▶ **Given problem**
Please quote the material exactly, every line of it.
[START OF Data provided]
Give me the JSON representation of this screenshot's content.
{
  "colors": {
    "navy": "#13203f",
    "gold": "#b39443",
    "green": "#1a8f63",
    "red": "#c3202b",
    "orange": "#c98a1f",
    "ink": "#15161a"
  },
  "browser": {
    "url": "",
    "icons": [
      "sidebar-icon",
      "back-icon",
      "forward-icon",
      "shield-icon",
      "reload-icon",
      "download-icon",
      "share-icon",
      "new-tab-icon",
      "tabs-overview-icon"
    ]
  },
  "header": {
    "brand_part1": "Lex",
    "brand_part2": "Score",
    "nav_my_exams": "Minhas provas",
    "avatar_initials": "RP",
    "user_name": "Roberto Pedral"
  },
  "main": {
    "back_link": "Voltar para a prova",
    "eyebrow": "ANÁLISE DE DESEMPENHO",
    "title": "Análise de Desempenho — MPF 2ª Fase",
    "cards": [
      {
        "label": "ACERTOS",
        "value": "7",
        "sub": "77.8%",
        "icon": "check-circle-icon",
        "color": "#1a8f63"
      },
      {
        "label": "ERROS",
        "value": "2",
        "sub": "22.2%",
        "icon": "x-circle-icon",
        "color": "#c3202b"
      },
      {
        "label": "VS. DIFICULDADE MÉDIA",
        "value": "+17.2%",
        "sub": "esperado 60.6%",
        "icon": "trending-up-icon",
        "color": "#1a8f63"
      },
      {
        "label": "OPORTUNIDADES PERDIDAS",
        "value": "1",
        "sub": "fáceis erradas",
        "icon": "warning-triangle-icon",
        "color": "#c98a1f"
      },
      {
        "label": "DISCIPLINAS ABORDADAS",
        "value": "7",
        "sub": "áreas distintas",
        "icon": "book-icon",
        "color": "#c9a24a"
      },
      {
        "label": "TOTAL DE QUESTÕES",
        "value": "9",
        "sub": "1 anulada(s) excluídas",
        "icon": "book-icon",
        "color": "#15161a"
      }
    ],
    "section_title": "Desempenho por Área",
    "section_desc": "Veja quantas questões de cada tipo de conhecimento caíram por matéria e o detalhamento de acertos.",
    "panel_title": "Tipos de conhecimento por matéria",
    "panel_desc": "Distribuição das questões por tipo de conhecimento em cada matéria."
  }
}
[END OF Data provided]
▶ **Solution to this task**
Give me the JSON representation of this screenshot's content.
{
  "colors": {
    "navy": "#13203f",
    "gold": "#b39443",
    "green": "#1a8f63",
    "red": "#c3202b",
    "orange": "#c98a1f",
    "ink": "#15161a"
  },
  "browser": {
    "url": "",
    "icons": [
      "sidebar-icon",
      "back-icon",
      "forward-icon",
      "shield-icon",
      "reload-icon",
      "download-icon",
      "share-icon",
      "new-tab-icon",
      "tabs-overview-icon"
    ]
  },
  "header": {
    "brand_part1": "Lex",
    "brand_part2": "Score",
    "nav_my_exams": "Minhas provas",
    "avatar_initials": "RP",
    "user_name": "Roberto Pedral"
  },
  "main": {
    "back_link": "Voltar para a prova",
    "eyebrow": "ANÁLISE DE DESEMPENHO",
    "title": "Análise de Desempenho — MPF 2ª Fase",
    "cards": [
      {
        "label": "ACERTOS",
        "value": "7",
        "sub": "77.8%",
        "icon": "check-circle-icon",
        "color": "#1a8f63"
      },
      {
        "label": "ERROS",
        "value": "2",
        "sub": "22.2%",
        "icon": "x-circle-icon",
        "color": "#c3202b"
      },
      {
        "label": "VS. DIFICULDADE MÉDIA",
        "value": "+17.2%",
        "sub": "esperado 60.6%",
        "icon": "trending-up-icon",
        "color": "#1a8f63"
      },
      {
        "label": "OPORTUNIDADES PERDIDAS",
        "value": "1",
        "sub": "fáceis erradas",
        "icon": "warning-triangle-icon",
        "color": "#c98a1f"
      },
      {
        "label": "DISCIPLINAS ABORDADAS",
        "value": "7",
        "sub": "áreas distintas",
        "icon": "book-icon",
        "color": "#c9a24a"
      },
      {
        "label": "TOTAL DE QUESTÕES",
        "value": "9",
        "sub": "1 anulada(s) excluídas",
        "icon": "book-icon",
        "color": "#15161a"
      }
    ],
    "section_title": "Desempenho por Área",
    "section_desc": "Veja quantas questões de cada tipo de conhecimento caíram por matéria e o detalhamento de acertos.",
    "panel_title": "Tipos de conhecimento por matéria",
    "panel_desc": "Distribuição das questões por tipo de conhecimento em cada matéria."
  }
}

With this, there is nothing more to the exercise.